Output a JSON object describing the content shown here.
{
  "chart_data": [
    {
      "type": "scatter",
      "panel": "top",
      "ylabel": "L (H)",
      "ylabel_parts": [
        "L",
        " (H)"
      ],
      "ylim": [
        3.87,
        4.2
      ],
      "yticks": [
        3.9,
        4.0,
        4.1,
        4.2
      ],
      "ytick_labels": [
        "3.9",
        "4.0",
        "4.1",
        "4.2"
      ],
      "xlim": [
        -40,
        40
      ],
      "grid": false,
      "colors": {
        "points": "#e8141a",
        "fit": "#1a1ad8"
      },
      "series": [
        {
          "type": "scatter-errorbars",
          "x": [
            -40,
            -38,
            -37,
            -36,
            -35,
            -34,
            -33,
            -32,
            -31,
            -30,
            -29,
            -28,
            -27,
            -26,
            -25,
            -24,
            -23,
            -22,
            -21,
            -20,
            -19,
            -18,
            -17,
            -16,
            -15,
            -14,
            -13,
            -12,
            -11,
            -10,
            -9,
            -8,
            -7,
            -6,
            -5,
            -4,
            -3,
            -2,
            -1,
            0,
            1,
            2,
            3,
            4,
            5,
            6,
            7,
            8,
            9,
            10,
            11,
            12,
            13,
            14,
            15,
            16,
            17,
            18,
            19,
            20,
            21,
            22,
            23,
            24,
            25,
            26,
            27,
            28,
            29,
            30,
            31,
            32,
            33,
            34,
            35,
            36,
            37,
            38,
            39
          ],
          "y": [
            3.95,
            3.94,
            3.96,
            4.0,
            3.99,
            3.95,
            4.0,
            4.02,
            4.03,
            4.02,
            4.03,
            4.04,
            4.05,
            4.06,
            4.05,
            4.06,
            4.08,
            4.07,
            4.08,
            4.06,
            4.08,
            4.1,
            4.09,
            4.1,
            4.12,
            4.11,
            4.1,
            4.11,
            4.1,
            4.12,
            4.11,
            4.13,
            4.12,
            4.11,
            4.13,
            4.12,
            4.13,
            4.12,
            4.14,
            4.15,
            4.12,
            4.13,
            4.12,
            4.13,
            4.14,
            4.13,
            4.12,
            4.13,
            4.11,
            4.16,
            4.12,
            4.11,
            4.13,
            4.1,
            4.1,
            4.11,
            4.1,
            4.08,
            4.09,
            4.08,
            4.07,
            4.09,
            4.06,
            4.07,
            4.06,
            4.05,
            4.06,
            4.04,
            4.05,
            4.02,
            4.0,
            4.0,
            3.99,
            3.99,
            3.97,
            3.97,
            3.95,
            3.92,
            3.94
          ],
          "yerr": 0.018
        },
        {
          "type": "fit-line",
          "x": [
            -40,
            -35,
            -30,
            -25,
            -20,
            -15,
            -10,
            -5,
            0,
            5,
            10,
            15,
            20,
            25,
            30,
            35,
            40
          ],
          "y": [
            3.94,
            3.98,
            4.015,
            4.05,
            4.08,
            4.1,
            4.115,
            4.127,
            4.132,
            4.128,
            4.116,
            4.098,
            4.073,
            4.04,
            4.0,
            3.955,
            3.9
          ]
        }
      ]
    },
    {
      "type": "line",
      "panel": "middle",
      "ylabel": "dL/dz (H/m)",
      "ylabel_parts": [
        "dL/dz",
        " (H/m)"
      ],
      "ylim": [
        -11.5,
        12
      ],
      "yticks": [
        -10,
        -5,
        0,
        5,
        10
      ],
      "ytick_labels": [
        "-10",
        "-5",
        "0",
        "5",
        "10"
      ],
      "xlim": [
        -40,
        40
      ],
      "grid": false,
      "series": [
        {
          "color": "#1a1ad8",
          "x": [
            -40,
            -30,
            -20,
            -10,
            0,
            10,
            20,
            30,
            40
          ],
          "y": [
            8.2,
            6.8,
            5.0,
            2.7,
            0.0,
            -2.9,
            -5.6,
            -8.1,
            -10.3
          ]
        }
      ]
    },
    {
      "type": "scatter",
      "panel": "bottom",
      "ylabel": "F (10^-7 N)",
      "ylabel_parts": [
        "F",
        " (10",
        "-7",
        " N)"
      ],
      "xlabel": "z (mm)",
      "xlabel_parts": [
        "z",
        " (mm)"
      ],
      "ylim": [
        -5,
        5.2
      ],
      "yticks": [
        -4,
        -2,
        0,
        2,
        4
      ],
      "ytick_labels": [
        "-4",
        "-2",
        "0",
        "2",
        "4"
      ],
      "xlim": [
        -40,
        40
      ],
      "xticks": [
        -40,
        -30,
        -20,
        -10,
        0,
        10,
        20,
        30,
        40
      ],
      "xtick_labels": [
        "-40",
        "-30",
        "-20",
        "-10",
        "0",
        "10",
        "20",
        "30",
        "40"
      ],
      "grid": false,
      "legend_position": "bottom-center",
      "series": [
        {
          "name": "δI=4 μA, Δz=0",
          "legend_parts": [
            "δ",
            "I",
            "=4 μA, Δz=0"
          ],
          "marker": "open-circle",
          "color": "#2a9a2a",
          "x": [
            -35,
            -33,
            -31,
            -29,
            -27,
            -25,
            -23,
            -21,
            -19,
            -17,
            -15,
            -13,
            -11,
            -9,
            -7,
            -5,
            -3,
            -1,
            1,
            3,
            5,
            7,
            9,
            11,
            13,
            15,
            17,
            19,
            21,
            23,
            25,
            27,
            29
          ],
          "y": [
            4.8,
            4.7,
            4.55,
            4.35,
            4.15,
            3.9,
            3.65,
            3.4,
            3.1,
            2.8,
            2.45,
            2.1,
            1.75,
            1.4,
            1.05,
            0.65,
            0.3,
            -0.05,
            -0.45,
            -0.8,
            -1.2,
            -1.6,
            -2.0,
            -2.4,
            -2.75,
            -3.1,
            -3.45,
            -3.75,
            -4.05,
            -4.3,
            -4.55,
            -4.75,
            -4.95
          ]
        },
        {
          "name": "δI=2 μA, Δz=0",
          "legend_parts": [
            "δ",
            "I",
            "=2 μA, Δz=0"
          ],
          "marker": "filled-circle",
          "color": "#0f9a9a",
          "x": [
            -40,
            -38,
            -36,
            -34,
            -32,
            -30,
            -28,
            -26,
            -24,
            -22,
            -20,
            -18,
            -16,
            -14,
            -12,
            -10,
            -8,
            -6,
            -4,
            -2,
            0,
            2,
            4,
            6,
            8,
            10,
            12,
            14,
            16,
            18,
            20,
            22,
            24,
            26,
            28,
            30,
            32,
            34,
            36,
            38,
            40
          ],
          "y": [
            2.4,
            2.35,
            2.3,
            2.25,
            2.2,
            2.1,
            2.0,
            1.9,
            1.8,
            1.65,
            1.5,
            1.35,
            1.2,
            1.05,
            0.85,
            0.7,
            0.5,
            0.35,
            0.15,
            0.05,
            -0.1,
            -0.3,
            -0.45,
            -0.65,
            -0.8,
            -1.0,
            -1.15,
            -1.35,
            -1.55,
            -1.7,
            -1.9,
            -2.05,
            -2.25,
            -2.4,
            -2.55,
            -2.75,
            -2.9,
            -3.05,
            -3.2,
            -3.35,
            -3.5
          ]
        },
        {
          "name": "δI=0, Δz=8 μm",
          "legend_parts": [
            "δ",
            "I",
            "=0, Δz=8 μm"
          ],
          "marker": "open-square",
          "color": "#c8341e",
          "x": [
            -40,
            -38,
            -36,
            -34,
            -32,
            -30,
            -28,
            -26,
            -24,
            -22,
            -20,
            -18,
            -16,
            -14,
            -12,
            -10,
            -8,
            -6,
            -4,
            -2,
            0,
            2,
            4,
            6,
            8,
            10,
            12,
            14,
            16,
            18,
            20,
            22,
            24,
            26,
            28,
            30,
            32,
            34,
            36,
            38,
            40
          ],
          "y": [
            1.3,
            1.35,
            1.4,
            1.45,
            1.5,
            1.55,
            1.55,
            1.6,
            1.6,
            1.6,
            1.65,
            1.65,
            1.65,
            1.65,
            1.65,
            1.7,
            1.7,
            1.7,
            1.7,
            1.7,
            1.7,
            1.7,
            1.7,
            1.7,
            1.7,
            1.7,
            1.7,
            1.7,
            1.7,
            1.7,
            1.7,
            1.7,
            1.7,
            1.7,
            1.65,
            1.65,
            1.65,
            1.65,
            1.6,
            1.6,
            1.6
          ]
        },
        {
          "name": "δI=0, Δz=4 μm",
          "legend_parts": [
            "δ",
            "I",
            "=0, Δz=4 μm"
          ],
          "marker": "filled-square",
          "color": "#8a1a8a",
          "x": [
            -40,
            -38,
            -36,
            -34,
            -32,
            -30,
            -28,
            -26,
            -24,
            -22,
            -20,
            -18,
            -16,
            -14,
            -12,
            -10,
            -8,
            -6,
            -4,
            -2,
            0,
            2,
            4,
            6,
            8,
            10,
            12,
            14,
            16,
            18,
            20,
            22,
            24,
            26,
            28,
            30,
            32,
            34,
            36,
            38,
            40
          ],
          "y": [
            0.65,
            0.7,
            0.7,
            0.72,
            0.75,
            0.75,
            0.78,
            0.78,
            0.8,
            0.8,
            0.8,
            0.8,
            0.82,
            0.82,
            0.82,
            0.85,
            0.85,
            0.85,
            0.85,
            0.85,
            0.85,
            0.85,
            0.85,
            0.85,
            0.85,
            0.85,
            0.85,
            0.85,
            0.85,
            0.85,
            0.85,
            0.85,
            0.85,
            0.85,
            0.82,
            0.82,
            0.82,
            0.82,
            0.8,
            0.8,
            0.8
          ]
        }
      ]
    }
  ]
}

§ DO THIS:
Locate the word "bottom" in the entries, and copy every line where it is found.

§ SOLUTION BELOW:
      "panel": "bottom",
      "legend_position": "bottom-center",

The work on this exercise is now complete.